■ WHAT THE TASK ASKS ■
Extract all of the entries and give them again, word for word.

(Extracted data entries)
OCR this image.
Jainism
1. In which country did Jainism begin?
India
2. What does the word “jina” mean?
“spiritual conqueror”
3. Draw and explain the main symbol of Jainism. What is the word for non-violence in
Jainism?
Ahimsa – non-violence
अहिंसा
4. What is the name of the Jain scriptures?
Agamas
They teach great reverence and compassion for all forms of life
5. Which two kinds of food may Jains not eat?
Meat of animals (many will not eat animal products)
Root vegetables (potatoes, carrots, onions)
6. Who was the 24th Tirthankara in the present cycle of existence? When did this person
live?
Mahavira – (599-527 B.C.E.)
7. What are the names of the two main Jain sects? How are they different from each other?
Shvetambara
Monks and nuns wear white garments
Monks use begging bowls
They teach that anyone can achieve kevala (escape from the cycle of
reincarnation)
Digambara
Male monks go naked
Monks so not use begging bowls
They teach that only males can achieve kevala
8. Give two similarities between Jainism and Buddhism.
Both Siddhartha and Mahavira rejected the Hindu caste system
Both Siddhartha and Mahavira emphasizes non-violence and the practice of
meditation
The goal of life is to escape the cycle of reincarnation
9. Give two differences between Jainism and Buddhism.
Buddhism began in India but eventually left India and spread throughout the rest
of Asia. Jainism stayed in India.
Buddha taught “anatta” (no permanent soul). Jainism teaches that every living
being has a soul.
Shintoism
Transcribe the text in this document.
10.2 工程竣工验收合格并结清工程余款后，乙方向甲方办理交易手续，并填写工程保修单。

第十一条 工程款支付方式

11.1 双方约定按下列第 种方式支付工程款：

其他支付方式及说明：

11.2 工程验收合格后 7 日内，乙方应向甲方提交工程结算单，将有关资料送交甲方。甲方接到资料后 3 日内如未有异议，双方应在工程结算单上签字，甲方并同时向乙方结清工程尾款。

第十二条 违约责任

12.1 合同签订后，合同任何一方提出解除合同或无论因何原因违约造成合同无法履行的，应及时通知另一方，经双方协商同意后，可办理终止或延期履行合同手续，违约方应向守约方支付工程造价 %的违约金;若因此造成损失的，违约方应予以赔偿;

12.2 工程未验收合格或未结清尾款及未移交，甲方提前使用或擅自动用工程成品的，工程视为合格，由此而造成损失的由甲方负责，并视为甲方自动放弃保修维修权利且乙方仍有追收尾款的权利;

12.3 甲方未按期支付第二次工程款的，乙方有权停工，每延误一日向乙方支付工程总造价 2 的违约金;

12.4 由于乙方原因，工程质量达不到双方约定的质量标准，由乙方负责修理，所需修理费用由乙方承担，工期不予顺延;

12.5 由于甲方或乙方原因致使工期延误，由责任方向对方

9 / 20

■ THE OUTPUT ■
OCR this image.
Jainism
1. In which country did Jainism begin?
India
2. What does the word “jina” mean?
“spiritual conqueror”
3. Draw and explain the main symbol of Jainism. What is the word for non-violence in
Jainism?
Ahimsa – non-violence
अहिंसा
4. What is the name of the Jain scriptures?
Agamas
They teach great reverence and compassion for all forms of life
5. Which two kinds of food may Jains not eat?
Meat of animals (many will not eat animal products)
Root vegetables (potatoes, carrots, onions)
6. Who was the 24th Tirthankara in the present cycle of existence? When did this person
live?
Mahavira – (599-527 B.C.E.)
7. What are the names of the two main Jain sects? How are they different from each other?
Shvetambara
Monks and nuns wear white garments
Monks use begging bowls
They teach that anyone can achieve kevala (escape from the cycle of
reincarnation)
Digambara
Male monks go naked
Monks so not use begging bowls
They teach that only males can achieve kevala
8. Give two similarities between Jainism and Buddhism.
Both Siddhartha and Mahavira rejected the Hindu caste system
Both Siddhartha and Mahavira emphasizes non-violence and the practice of
meditation
The goal of life is to escape the cycle of reincarnation
9. Give two differences between Jainism and Buddhism.
Buddhism began in India but eventually left India and spread throughout the rest
of Asia. Jainism stayed in India.
Buddha taught “anatta” (no permanent soul). Jainism teaches that every living
being has a soul.
Shintoism
Transcribe the text in this document.
10.2 工程竣工验收合格并结清工程余款后，乙方向甲方办理交易手续，并填写工程保修单。

第十一条 工程款支付方式

11.1 双方约定按下列第 种方式支付工程款：

其他支付方式及说明：

11.2 工程验收合格后 7 日内，乙方应向甲方提交工程结算单，将有关资料送交甲方。甲方接到资料后 3 日内如未有异议，双方应在工程结算单上签字，甲方并同时向乙方结清工程尾款。

第十二条 违约责任

12.1 合同签订后，合同任何一方提出解除合同或无论因何原因违约造成合同无法履行的，应及时通知另一方，经双方协商同意后，可办理终止或延期履行合同手续，违约方应向守约方支付工程造价 %的违约金;若因此造成损失的，违约方应予以赔偿;

12.2 工程未验收合格或未结清尾款及未移交，甲方提前使用或擅自动用工程成品的，工程视为合格，由此而造成损失的由甲方负责，并视为甲方自动放弃保修维修权利且乙方仍有追收尾款的权利;

12.3 甲方未按期支付第二次工程款的，乙方有权停工，每延误一日向乙方支付工程总造价 2 的违约金;

12.4 由于乙方原因，工程质量达不到双方约定的质量标准，由乙方负责修理，所需修理费用由乙方承担，工期不予顺延;

12.5 由于甲方或乙方原因致使工期延误，由责任方向对方

9 / 20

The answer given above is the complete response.